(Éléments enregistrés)
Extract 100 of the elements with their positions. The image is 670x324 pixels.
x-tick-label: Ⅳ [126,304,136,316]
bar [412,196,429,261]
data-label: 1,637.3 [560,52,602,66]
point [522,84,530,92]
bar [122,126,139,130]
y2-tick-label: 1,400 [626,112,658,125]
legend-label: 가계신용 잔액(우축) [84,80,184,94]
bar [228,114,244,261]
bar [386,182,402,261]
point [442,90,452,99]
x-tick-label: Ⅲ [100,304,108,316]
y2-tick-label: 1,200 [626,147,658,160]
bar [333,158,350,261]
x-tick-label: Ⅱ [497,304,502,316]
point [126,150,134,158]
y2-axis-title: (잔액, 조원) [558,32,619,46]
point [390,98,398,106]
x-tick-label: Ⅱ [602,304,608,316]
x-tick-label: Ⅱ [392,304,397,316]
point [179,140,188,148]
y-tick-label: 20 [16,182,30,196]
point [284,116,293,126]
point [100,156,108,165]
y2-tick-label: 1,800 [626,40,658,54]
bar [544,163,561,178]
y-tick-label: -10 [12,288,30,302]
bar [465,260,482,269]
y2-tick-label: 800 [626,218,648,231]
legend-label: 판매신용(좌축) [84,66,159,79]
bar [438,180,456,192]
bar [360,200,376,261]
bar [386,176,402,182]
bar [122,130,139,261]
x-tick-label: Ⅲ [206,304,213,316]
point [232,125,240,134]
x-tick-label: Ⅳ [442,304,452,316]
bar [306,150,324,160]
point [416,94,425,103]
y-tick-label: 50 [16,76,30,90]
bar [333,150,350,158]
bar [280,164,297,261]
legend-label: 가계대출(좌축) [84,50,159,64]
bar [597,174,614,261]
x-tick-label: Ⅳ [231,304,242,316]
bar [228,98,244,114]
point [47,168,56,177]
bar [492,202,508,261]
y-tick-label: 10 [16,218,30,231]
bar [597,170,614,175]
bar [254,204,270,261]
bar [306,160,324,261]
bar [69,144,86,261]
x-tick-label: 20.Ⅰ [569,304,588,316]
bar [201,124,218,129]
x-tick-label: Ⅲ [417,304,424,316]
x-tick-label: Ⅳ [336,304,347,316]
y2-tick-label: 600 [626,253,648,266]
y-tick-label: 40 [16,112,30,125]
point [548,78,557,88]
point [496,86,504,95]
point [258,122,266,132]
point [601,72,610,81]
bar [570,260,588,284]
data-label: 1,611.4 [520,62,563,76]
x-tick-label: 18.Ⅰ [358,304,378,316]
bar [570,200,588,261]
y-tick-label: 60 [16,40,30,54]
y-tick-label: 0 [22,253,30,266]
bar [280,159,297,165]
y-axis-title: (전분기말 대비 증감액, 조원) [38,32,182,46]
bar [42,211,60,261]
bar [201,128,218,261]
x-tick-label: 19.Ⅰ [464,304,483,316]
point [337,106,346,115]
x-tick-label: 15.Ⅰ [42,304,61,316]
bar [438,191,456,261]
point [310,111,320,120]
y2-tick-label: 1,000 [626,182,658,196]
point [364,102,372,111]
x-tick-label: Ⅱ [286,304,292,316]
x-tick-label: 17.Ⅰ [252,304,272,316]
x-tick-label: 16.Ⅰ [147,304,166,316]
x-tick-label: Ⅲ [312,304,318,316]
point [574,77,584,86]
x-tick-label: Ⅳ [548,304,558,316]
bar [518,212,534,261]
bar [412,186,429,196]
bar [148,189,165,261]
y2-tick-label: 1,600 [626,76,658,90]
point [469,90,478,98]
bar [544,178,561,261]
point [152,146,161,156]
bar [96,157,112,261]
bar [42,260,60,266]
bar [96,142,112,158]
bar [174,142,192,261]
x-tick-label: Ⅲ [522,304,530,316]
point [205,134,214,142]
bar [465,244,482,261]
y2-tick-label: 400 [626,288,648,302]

> **CONSIGNE**
Recopiez sans aucune modification les lignes des données, depuis la toute première jusqu'à la ligne contenant « bar [333,158,350,261] », celle-ci comprise.

> **RÉPONSE ATTENDUE**
Extract 100 of the elements with their positions. The image is 670x324 pixels.
x-tick-label: Ⅳ [126,304,136,316]
bar [412,196,429,261]
data-label: 1,637.3 [560,52,602,66]
point [522,84,530,92]
bar [122,126,139,130]
y2-tick-label: 1,400 [626,112,658,125]
legend-label: 가계신용 잔액(우축) [84,80,184,94]
bar [228,114,244,261]
bar [386,182,402,261]
point [442,90,452,99]
x-tick-label: Ⅲ [100,304,108,316]
y2-tick-label: 1,200 [626,147,658,160]
bar [333,158,350,261]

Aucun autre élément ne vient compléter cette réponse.